_PROBLEM TO SOLVE_: Copy the records below exactly, omitting any pictures they contain.

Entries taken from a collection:
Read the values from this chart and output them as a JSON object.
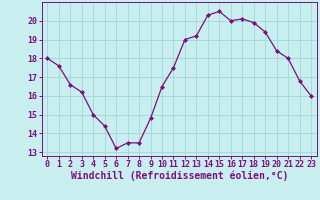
{
  "x": [
    0,
    1,
    2,
    3,
    4,
    5,
    6,
    7,
    8,
    9,
    10,
    11,
    12,
    13,
    14,
    15,
    16,
    17,
    18,
    19,
    20,
    21,
    22,
    23
  ],
  "y": [
    18.0,
    17.6,
    16.6,
    16.2,
    15.0,
    14.4,
    13.2,
    13.5,
    13.5,
    14.8,
    16.5,
    17.5,
    19.0,
    19.2,
    20.3,
    20.5,
    20.0,
    20.1,
    19.9,
    19.4,
    18.4,
    18.0,
    16.8,
    16.0
  ],
  "line_color": "#7b0f7b",
  "marker": "D",
  "marker_size": 2.0,
  "bg_color": "#c8eef0",
  "grid_color": "#a0d8d8",
  "xlabel": "Windchill (Refroidissement éolien,°C)",
  "xlim": [
    -0.5,
    23.5
  ],
  "ylim": [
    12.8,
    21.0
  ],
  "yticks": [
    13,
    14,
    15,
    16,
    17,
    18,
    19,
    20
  ],
  "xticks": [
    0,
    1,
    2,
    3,
    4,
    5,
    6,
    7,
    8,
    9,
    10,
    11,
    12,
    13,
    14,
    15,
    16,
    17,
    18,
    19,
    20,
    21,
    22,
    23
  ],
  "tick_label_color": "#7b0f7b",
  "tick_fontsize": 6.0,
  "xlabel_fontsize": 7.0,
  "spine_color": "#7b0f7b",
  "line_width": 0.9
}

_RESULT FOR THIS TASK_:
Read the values from this chart and output them as a JSON object.
{
  "x": [
    0,
    1,
    2,
    3,
    4,
    5,
    6,
    7,
    8,
    9,
    10,
    11,
    12,
    13,
    14,
    15,
    16,
    17,
    18,
    19,
    20,
    21,
    22,
    23
  ],
  "y": [
    18.0,
    17.6,
    16.6,
    16.2,
    15.0,
    14.4,
    13.2,
    13.5,
    13.5,
    14.8,
    16.5,
    17.5,
    19.0,
    19.2,
    20.3,
    20.5,
    20.0,
    20.1,
    19.9,
    19.4,
    18.4,
    18.0,
    16.8,
    16.0
  ],
  "line_color": "#7b0f7b",
  "marker": "D",
  "marker_size": 2.0,
  "bg_color": "#c8eef0",
  "grid_color": "#a0d8d8",
  "xlabel": "Windchill (Refroidissement éolien,°C)",
  "xlim": [
    -0.5,
    23.5
  ],
  "ylim": [
    12.8,
    21.0
  ],
  "yticks": [
    13,
    14,
    15,
    16,
    17,
    18,
    19,
    20
  ],
  "xticks": [
    0,
    1,
    2,
    3,
    4,
    5,
    6,
    7,
    8,
    9,
    10,
    11,
    12,
    13,
    14,
    15,
    16,
    17,
    18,
    19,
    20,
    21,
    22,
    23
  ],
  "tick_label_color": "#7b0f7b",
  "tick_fontsize": 6.0,
  "xlabel_fontsize": 7.0,
  "spine_color": "#7b0f7b",
  "line_width": 0.9
}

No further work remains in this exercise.